▸ Given problem
Print every entry word for word, but omit the pictures.

▸ Records for the exercise
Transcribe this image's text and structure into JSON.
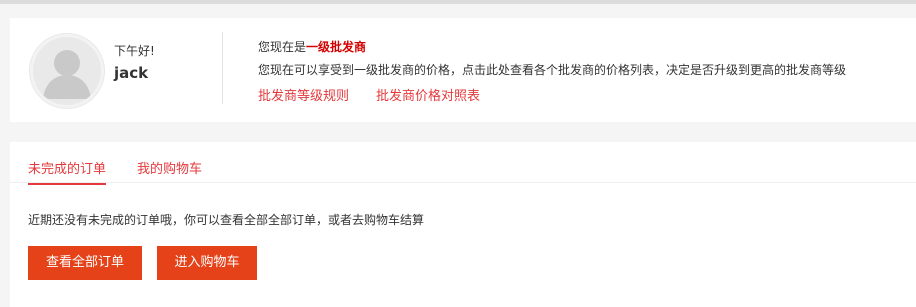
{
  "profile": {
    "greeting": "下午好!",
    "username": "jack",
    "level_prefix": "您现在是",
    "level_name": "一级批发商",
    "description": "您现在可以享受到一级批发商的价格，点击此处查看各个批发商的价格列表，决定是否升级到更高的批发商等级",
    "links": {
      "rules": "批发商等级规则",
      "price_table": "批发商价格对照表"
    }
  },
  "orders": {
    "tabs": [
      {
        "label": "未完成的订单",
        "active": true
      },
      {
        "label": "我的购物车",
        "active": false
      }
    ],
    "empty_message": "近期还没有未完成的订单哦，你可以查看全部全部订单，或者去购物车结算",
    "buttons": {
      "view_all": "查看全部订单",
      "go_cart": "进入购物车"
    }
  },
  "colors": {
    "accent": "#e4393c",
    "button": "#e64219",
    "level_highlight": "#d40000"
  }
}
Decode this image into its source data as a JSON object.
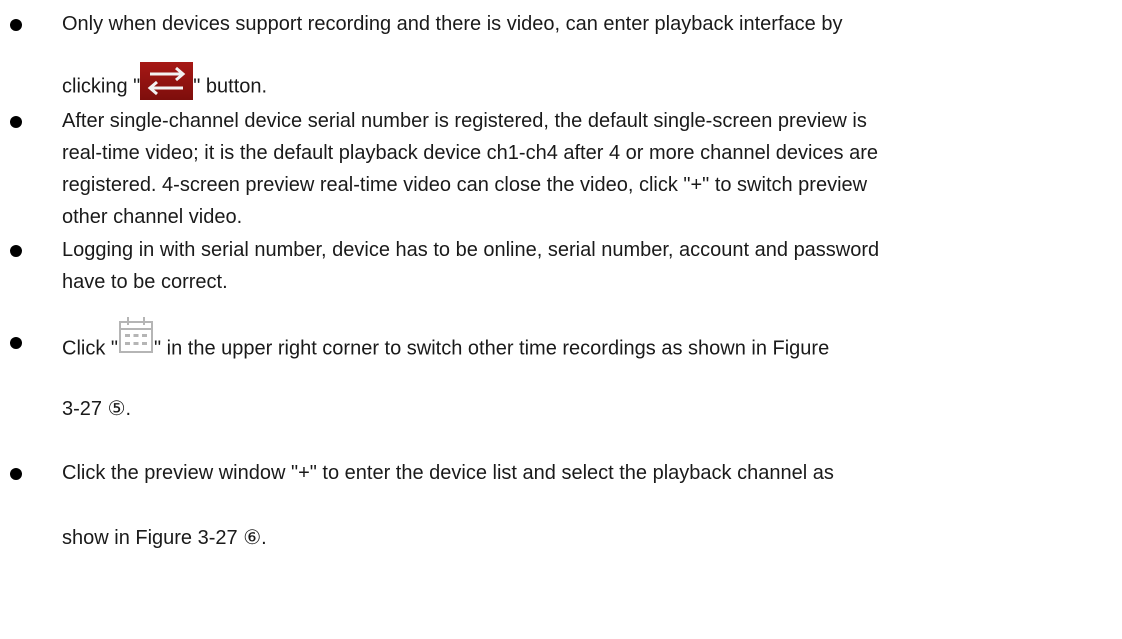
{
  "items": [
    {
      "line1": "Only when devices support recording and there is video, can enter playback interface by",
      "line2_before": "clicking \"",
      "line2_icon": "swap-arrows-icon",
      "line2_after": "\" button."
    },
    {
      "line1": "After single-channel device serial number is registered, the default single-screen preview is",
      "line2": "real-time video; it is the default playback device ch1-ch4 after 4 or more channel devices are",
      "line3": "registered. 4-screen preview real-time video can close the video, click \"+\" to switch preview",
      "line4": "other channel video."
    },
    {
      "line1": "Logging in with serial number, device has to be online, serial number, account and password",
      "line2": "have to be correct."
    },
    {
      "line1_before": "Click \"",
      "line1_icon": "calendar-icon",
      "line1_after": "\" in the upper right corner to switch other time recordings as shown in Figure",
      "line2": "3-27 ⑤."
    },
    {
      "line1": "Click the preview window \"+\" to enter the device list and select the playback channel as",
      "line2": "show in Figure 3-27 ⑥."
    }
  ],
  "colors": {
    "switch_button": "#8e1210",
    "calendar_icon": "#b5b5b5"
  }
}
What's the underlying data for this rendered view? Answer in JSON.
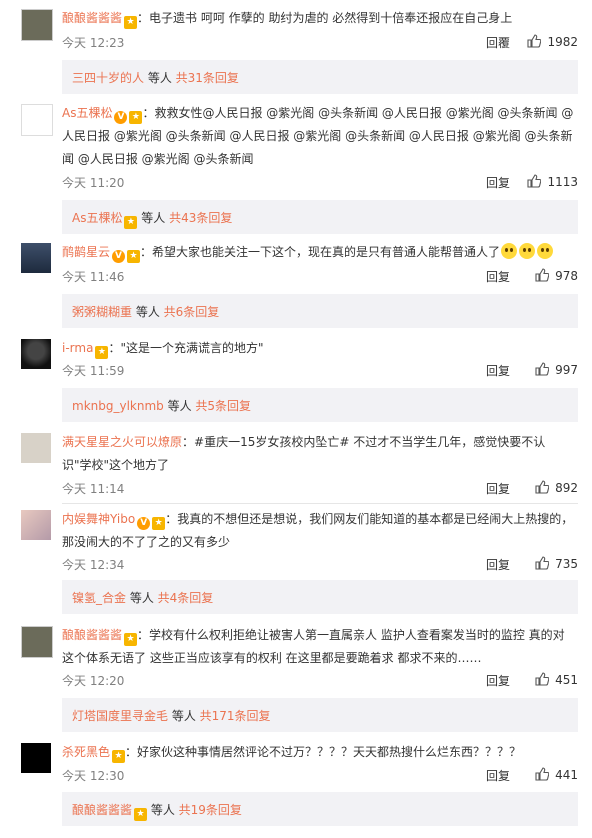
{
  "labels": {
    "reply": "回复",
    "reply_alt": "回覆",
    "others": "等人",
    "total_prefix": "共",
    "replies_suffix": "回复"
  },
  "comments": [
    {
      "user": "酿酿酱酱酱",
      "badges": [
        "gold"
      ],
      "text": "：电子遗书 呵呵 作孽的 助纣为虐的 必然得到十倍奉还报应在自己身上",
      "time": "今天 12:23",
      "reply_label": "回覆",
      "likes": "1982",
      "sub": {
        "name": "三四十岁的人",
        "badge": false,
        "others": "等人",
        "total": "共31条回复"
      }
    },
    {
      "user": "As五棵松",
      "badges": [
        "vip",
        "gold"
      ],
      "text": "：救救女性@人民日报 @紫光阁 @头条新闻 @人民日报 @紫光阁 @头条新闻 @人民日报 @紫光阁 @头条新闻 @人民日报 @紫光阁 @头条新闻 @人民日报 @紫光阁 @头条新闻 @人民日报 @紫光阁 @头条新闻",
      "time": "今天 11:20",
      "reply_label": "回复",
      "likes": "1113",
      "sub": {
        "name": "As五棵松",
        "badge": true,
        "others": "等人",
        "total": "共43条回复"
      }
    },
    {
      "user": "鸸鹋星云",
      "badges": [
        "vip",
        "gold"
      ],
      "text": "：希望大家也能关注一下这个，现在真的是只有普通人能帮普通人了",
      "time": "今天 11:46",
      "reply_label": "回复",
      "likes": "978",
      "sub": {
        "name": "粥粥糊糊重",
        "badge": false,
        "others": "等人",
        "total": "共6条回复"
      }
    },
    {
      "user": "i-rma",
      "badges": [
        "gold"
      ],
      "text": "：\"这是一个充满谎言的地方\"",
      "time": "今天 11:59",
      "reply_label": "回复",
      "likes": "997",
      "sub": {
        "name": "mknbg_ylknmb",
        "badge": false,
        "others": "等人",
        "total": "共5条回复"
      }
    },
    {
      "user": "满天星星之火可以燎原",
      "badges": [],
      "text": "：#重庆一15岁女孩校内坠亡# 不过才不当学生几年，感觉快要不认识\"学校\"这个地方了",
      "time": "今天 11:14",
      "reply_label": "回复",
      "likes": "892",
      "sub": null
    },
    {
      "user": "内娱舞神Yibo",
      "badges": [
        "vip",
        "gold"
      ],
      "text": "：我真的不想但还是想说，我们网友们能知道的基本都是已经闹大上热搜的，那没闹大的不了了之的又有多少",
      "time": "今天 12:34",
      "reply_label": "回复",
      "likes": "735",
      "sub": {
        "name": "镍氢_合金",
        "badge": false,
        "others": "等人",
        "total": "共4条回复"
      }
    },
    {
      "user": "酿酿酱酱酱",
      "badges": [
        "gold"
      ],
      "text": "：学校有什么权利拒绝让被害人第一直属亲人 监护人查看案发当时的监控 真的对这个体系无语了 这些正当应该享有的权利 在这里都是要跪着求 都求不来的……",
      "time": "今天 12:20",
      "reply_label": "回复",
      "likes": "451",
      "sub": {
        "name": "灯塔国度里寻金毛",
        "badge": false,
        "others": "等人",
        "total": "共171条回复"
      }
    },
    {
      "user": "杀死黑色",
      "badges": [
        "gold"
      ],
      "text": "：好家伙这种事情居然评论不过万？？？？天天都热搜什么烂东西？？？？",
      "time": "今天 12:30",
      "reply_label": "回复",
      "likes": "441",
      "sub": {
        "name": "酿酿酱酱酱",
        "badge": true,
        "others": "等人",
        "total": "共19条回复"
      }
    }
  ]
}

▸ Response
Transcribe this image's text and structure into JSON.
{
  "profile": {
    "greeting": "下午好!",
    "username": "jack",
    "level_prefix": "您现在是",
    "level_name": "一级批发商",
    "description": "您现在可以享受到一级批发商的价格，点击此处查看各个批发商的价格列表，决定是否升级到更高的批发商等级",
    "links": {
      "rules": "批发商等级规则",
      "price_table": "批发商价格对照表"
    }
  },
  "orders": {
    "tabs": [
      {
        "label": "未完成的订单",
        "active": true
      },
      {
        "label": "我的购物车",
        "active": false
      }
    ],
    "empty_message": "近期还没有未完成的订单哦，你可以查看全部全部订单，或者去购物车结算",
    "buttons": {
      "view_all": "查看全部订单",
      "go_cart": "进入购物车"
    }
  },
  "colors": {
    "accent": "#e4393c",
    "button": "#e64219",
    "level_highlight": "#d40000"
  }
}
Decode this image into its source data as a JSON object.
{
  "items": [
    {
      "line1": "Only when devices support recording and there is video, can enter playback interface by",
      "line2_before": "clicking \"",
      "line2_icon": "swap-arrows-icon",
      "line2_after": "\" button."
    },
    {
      "line1": "After single-channel device serial number is registered, the default single-screen preview is",
      "line2": "real-time video; it is the default playback device ch1-ch4 after 4 or more channel devices are",
      "line3": "registered. 4-screen preview real-time video can close the video, click \"+\" to switch preview",
      "line4": "other channel video."
    },
    {
      "line1": "Logging in with serial number, device has to be online, serial number, account and password",
      "line2": "have to be correct."
    },
    {
      "line1_before": "Click \"",
      "line1_icon": "calendar-icon",
      "line1_after": "\" in the upper right corner to switch other time recordings as shown in Figure",
      "line2": "3-27 ⑤."
    },
    {
      "line1": "Click the preview window \"+\" to enter the device list and select the playback channel as",
      "line2": "show in Figure 3-27 ⑥."
    }
  ],
  "colors": {
    "switch_button": "#8e1210",
    "calendar_icon": "#b5b5b5"
  }
}
What's the underlying data for this rendered view? Answer in JSON.
{
  "labels": {
    "reply": "回复",
    "reply_alt": "回覆",
    "others": "等人",
    "total_prefix": "共",
    "replies_suffix": "回复"
  },
  "comments": [
    {
      "user": "酿酿酱酱酱",
      "badges": [
        "gold"
      ],
      "text": "：电子遗书 呵呵 作孽的 助纣为虐的 必然得到十倍奉还报应在自己身上",
      "time": "今天 12:23",
      "reply_label": "回覆",
      "likes": "1982",
      "sub": {
        "name": "三四十岁的人",
        "badge": false,
        "others": "等人",
        "total": "共31条回复"
      }
    },
    {
      "user": "As五棵松",
      "badges": [
        "vip",
        "gold"
      ],
      "text": "：救救女性@人民日报 @紫光阁 @头条新闻 @人民日报 @紫光阁 @头条新闻 @人民日报 @紫光阁 @头条新闻 @人民日报 @紫光阁 @头条新闻 @人民日报 @紫光阁 @头条新闻 @人民日报 @紫光阁 @头条新闻",
      "time": "今天 11:20",
      "reply_label": "回复",
      "likes": "1113",
      "sub": {
        "name": "As五棵松",
        "badge": true,
        "others": "等人",
        "total": "共43条回复"
      }
    },
    {
      "user": "鸸鹋星云",
      "badges": [
        "vip",
        "gold"
      ],
      "text": "：希望大家也能关注一下这个，现在真的是只有普通人能帮普通人了",
      "time": "今天 11:46",
      "reply_label": "回复",
      "likes": "978",
      "sub": {
        "name": "粥粥糊糊重",
        "badge": false,
        "others": "等人",
        "total": "共6条回复"
      }
    },
    {
      "user": "i-rma",
      "badges": [
        "gold"
      ],
      "text": "：\"这是一个充满谎言的地方\"",
      "time": "今天 11:59",
      "reply_label": "回复",
      "likes": "997",
      "sub": {
        "name": "mknbg_ylknmb",
        "badge": false,
        "others": "等人",
        "total": "共5条回复"
      }
    },
    {
      "user": "满天星星之火可以燎原",
      "badges": [],
      "text": "：#重庆一15岁女孩校内坠亡# 不过才不当学生几年，感觉快要不认识\"学校\"这个地方了",
      "time": "今天 11:14",
      "reply_label": "回复",
      "likes": "892",
      "sub": null
    },
    {
      "user": "内娱舞神Yibo",
      "badges": [
        "vip",
        "gold"
      ],
      "text": "：我真的不想但还是想说，我们网友们能知道的基本都是已经闹大上热搜的，那没闹大的不了了之的又有多少",
      "time": "今天 12:34",
      "reply_label": "回复",
      "likes": "735",
      "sub": {
        "name": "镍氢_合金",
        "badge": false,
        "others": "等人",
        "total": "共4条回复"
      }
    },
    {
      "user": "酿酿酱酱酱",
      "badges": [
        "gold"
      ],
      "text": "：学校有什么权利拒绝让被害人第一直属亲人 监护人查看案发当时的监控 真的对这个体系无语了 这些正当应该享有的权利 在这里都是要跪着求 都求不来的……",
      "time": "今天 12:20",
      "reply_label": "回复",
      "likes": "451",
      "sub": {
        "name": "灯塔国度里寻金毛",
        "badge": false,
        "others": "等人",
        "total": "共171条回复"
      }
    },
    {
      "user": "杀死黑色",
      "badges": [
        "gold"
      ],
      "text": "：好家伙这种事情居然评论不过万？？？？天天都热搜什么烂东西？？？？",
      "time": "今天 12:30",
      "reply_label": "回复",
      "likes": "441",
      "sub": {
        "name": "酿酿酱酱酱",
        "badge": true,
        "others": "等人",
        "total": "共19条回复"
      }
    }
  ]
}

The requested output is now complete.